» **Record extracts**:

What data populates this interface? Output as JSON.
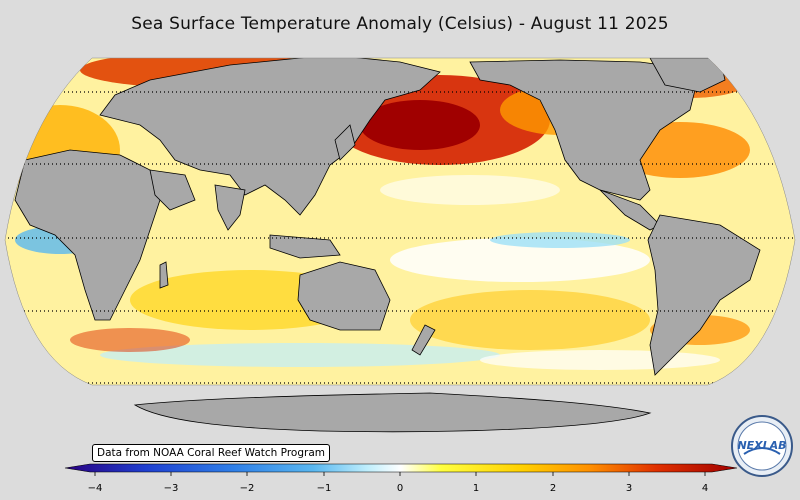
{
  "title": "Sea Surface Temperature Anomaly (Celsius) - August 11 2025",
  "source_note": "Data from NOAA Coral Reef Watch Program",
  "colorbar": {
    "min": -4,
    "max": 4,
    "ticks": [
      "−4",
      "−3",
      "−2",
      "−1",
      "0",
      "1",
      "2",
      "3",
      "4"
    ],
    "colors": [
      "#2a0080",
      "#1f3fd0",
      "#2f7fe8",
      "#5ab8f0",
      "#9ee0f8",
      "#ffffff",
      "#ffff40",
      "#ffd000",
      "#ff9000",
      "#e03000",
      "#a00000"
    ]
  },
  "map": {
    "projection": "robinson",
    "ocean_base_color": "#fff6a0",
    "land_color": "#a8a8a8",
    "background_color": "#dcdcdc",
    "gridline_style": "dotted"
  },
  "logo": {
    "text": "NEXLAB"
  }
}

» **Exercise prompt**: Retype the records exactly. Any image in them should not appear in what you write.

» **Problem solution**:
What data populates this interface? Output as JSON.
{
  "title": "Sea Surface Temperature Anomaly (Celsius) - August 11 2025",
  "source_note": "Data from NOAA Coral Reef Watch Program",
  "colorbar": {
    "min": -4,
    "max": 4,
    "ticks": [
      "−4",
      "−3",
      "−2",
      "−1",
      "0",
      "1",
      "2",
      "3",
      "4"
    ],
    "colors": [
      "#2a0080",
      "#1f3fd0",
      "#2f7fe8",
      "#5ab8f0",
      "#9ee0f8",
      "#ffffff",
      "#ffff40",
      "#ffd000",
      "#ff9000",
      "#e03000",
      "#a00000"
    ]
  },
  "map": {
    "projection": "robinson",
    "ocean_base_color": "#fff6a0",
    "land_color": "#a8a8a8",
    "background_color": "#dcdcdc",
    "gridline_style": "dotted"
  },
  "logo": {
    "text": "NEXLAB"
  }
}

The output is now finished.